Bernanke Dutifully (or Ignorantly) Attacks Gold

Ben Bernanke spoke out against gold this week. According to Joe Wiesenthal he destroyed the idea of gold returning as a form of money or primary part of a monetary regime:

Ben Bernanke just gave the first lecture of his 4-part series on the origins of the Fed.

… one thing really stood out …

He spent a lot of time talking about the gold standard, and he just murdered it.

Mr. Bernanke’s position should surprise no one who has studied the role of the Federal Reserve. If money were backed by gold, the Federal Reserve would become just another, unimportant Federal agency. Gold would obsolete Mr. Bernanke and his agency. It would also change government, at least as we have known it for the last four decades. Three things that would not have happened had gold remained a part of the monetary system:

  1. Government could not have continuously run the massive deficits that threaten to bankrupt the nation.
  2. Government would be much smaller and less intrusive.
  3. The current financial crisis could not have developed.

Gold is not a perfect solution. It has positives and negatives in terms of playing a role in the monetary system. Clearly, it introduces some inefficiencies as pointed out by Mr. Bernanke and described by Mr. Wiesenthal:

To have a gold standard, you have to go dig up gold in South Africa and put it in a basement in New York. It’s nonsensical.

When discussed in this fashion, gold does appear rather nonsensical. However when the alternative is putting the political class in charge of the value of money, a gold standard appears sensible in spite of this “inconvenience.” In support of that point are the three points enumerated above and an important fourth point: since the Federal Reserve took over management of the currency, the dollar has lost 96% of its value. Most of that loss has occurred since 1971 when gold was fully removed from any constraints against political monetary debauchery.

**BRIEF 1:**
Decide whether each statement agrees with the article on Bernanke and the gold standard. Answer yes or no, and quote the words from the article that settle it. (a) The dollar has lost 96% of its value since the Federal Reserve took over management of the currency. (b) The article calls gold a perfect solution. (c) Bernanke's first lecture belonged to a six-part series on the origins of the Fed.
**BRIEF 2:**
Resume the article on Bernanke and the gold standard, beginning right after its last sentence.

**RECORD EXCERPTS:**
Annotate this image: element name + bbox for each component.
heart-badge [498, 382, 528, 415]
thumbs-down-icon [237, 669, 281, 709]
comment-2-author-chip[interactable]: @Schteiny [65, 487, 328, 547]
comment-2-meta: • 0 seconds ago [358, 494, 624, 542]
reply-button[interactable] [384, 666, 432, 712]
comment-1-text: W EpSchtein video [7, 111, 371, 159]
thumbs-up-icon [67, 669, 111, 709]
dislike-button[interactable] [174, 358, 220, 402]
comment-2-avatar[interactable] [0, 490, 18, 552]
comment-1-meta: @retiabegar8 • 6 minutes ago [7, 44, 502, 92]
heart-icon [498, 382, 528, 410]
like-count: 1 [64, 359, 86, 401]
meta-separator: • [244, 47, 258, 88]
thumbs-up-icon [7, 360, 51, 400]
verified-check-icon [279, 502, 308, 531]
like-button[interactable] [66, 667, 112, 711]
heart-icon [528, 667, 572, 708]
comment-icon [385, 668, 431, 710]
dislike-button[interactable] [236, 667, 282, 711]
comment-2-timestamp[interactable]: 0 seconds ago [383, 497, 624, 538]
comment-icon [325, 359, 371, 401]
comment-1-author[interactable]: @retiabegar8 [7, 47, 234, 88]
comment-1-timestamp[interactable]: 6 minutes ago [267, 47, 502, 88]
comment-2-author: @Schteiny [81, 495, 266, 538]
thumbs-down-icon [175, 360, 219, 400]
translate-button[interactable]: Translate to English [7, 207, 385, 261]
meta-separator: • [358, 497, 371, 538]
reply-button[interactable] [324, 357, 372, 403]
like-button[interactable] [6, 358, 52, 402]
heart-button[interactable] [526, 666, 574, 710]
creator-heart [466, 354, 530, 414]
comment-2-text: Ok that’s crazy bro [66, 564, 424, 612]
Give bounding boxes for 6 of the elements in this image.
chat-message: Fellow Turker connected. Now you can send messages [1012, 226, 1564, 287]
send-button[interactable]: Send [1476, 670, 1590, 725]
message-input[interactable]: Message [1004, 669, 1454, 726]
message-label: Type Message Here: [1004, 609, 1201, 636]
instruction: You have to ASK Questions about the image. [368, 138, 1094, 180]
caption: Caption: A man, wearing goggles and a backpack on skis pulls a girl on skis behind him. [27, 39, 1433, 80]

**EXERCISE OUTPUT 1:**
(a) Yes: "since the Federal Reserve took over management of the currency, the dollar has lost 96% of its value."
(b) No: "Gold is not a perfect solution."
(c) No: "the first lecture of his 4-part series on the origins of the Fed"

**EXERCISE OUTPUT 2:**
An entirely different perspective on Mr. Bernanke and gold was provided by Mish (Mike Shedlock). Rather than making the case against gold, Mish argues that Bernanke slandered it and in the process revealed a lot about himself. According to Mish, gold was not the problem but these elements were:

All of the problems allegedly caused by the gold standard are in fact properly attributed to one of the following four things:

  1. Central banks and their inept Soviet-style central planning
  2. Fractional reserve lending
  3. Fed manipulation of interest rates
  4. Government sponsored monetary printing, frequently but not always to fight absurd wars that have no justified explanation. The War in Vietnam and the War in Iraq are recent examples.

Gold is to the State as sunlight was to Dracula. Gold is the State’s biggest enemy. If it were to become a meaningful part of the monetary system, government as we know it today would cease to exist. States would be forced to shrink back to the duties for which they were originally intended. The political class has no intention of allowing that to happen. That is why allowing gold to regain credibility must not be allowed.

As an agent of the State, Mr. Bernanke cannot afford to be truthful about the role of gold and its necessity as a political constraint. His predecessor, Mr. Greenspan proved that when you enter the employ of the Devil you leave your principles at the door. We know what Mr. Greenspan believed prior to his role as Fed Chairman.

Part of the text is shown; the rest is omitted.